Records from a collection
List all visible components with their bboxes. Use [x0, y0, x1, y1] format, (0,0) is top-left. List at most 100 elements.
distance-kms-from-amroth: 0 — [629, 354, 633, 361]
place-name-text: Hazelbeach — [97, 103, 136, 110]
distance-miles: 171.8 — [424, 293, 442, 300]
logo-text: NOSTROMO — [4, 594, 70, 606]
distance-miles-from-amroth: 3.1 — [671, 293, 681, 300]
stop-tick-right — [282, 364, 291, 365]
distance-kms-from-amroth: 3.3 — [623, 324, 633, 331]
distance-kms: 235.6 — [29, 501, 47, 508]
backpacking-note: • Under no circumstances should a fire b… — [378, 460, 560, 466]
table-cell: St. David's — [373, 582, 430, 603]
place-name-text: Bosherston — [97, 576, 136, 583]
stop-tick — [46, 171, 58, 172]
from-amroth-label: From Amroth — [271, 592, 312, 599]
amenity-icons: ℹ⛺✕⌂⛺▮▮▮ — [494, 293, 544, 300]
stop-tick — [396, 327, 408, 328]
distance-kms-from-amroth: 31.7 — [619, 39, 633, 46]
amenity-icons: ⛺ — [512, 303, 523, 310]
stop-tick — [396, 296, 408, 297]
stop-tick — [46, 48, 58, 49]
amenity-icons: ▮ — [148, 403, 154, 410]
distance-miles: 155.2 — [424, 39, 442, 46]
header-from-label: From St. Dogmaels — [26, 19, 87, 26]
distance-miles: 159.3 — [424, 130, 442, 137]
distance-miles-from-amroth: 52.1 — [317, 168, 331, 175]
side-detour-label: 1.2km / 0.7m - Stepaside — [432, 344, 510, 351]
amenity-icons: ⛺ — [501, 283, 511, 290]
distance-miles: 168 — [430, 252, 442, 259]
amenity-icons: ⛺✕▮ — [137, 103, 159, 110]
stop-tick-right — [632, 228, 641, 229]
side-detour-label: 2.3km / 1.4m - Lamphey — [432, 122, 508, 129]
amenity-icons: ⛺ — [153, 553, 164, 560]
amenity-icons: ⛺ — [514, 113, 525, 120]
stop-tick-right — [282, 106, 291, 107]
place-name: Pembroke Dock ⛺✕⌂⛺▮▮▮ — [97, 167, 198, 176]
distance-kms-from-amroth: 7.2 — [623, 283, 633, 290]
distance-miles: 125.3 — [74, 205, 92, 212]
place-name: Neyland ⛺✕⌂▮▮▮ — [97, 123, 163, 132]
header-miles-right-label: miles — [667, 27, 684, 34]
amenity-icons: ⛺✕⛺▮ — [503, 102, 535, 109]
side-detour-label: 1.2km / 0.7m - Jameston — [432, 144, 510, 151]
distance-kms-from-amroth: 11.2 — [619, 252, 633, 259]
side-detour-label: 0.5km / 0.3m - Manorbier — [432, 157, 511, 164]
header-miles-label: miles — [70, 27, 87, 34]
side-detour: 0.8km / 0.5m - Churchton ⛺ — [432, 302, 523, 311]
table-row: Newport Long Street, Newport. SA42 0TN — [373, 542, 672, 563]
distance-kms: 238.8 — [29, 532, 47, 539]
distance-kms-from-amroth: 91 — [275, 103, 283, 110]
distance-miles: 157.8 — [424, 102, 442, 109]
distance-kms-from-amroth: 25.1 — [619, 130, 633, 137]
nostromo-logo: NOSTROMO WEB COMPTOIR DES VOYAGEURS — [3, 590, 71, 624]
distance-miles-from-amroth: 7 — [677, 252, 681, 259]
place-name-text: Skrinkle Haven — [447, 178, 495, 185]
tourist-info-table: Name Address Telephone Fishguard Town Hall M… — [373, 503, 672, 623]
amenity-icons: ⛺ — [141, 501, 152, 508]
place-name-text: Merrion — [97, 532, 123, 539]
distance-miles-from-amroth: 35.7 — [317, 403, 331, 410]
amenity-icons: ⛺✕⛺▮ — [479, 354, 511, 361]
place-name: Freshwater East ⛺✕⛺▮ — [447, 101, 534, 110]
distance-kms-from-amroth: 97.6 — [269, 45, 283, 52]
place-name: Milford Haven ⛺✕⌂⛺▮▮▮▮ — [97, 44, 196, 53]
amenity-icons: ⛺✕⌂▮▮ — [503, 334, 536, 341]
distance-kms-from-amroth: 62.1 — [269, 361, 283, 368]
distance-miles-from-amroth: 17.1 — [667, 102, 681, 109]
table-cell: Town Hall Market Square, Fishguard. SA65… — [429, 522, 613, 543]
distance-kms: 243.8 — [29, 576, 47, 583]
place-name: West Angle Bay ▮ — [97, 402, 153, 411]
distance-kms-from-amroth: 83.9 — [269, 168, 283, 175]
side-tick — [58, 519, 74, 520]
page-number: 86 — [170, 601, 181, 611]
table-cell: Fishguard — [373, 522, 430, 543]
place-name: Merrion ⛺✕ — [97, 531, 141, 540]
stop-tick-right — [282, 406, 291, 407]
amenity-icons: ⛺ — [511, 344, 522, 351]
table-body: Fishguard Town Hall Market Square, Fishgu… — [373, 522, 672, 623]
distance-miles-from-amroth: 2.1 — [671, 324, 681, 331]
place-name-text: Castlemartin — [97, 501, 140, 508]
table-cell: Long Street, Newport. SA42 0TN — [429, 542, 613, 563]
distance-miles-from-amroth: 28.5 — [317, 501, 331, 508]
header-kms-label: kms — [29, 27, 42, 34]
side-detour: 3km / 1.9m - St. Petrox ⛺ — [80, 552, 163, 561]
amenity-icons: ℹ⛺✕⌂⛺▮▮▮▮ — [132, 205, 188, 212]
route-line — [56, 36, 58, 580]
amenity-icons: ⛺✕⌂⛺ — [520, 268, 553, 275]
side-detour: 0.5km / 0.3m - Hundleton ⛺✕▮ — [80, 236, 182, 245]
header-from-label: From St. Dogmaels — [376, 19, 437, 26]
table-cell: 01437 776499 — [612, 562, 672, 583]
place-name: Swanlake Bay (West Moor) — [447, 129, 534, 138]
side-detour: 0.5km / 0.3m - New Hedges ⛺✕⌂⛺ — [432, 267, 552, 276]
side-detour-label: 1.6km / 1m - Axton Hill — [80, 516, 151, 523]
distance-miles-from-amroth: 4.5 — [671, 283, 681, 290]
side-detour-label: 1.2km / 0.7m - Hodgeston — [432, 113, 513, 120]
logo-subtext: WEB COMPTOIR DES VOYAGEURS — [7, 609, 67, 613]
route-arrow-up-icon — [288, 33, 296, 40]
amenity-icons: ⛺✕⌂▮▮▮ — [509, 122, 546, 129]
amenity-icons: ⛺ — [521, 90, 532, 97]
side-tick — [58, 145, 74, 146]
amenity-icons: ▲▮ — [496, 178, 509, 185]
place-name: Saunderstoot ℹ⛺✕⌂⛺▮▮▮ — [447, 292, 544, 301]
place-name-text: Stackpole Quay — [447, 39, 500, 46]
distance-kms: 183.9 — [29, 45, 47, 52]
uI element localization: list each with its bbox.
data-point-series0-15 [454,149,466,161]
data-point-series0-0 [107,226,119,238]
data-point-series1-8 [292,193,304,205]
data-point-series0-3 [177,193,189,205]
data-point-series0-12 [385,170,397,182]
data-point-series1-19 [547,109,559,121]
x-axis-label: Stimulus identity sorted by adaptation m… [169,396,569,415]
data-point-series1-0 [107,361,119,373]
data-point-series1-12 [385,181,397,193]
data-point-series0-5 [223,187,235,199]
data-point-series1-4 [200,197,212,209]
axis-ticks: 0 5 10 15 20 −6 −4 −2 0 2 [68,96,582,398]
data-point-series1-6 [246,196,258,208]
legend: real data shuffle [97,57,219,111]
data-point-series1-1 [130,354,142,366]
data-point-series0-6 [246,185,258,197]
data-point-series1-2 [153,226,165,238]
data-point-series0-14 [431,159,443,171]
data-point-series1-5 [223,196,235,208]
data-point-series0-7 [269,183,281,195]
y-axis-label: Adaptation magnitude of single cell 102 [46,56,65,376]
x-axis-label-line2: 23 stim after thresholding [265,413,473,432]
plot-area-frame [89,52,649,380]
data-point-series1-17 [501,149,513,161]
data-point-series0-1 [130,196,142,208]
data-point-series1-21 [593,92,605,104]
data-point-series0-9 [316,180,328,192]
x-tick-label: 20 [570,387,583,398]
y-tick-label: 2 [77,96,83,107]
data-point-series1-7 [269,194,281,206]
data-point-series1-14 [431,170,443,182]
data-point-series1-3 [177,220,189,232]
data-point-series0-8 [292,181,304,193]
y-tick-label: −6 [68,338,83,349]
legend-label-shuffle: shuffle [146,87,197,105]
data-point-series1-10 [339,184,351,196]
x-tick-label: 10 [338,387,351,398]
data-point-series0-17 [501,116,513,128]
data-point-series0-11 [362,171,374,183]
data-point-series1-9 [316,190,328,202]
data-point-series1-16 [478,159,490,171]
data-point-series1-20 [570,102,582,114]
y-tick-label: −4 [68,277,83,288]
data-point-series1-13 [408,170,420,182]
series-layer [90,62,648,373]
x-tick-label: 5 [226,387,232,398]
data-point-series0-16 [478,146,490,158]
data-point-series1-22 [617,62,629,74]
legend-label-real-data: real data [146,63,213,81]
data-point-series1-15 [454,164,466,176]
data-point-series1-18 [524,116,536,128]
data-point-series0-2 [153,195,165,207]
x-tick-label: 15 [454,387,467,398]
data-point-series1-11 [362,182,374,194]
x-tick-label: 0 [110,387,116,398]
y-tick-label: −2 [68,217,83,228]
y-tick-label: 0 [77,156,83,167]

What you need to do:
Copy the material verbatim from its first line through the line containing "distance-kms: 235.6 — [29, 501, 47, 508]", including both lines.

Answer in full:
List all visible components with their bboxes. Use [x0, y0, x1, y1] format, (0,0) is top-left. List at most 100 elements.
distance-kms-from-amroth: 0 — [629, 354, 633, 361]
place-name-text: Hazelbeach — [97, 103, 136, 110]
distance-miles: 171.8 — [424, 293, 442, 300]
logo-text: NOSTROMO — [4, 594, 70, 606]
distance-miles-from-amroth: 3.1 — [671, 293, 681, 300]
stop-tick-right — [282, 364, 291, 365]
distance-kms-from-amroth: 3.3 — [623, 324, 633, 331]
distance-kms: 235.6 — [29, 501, 47, 508]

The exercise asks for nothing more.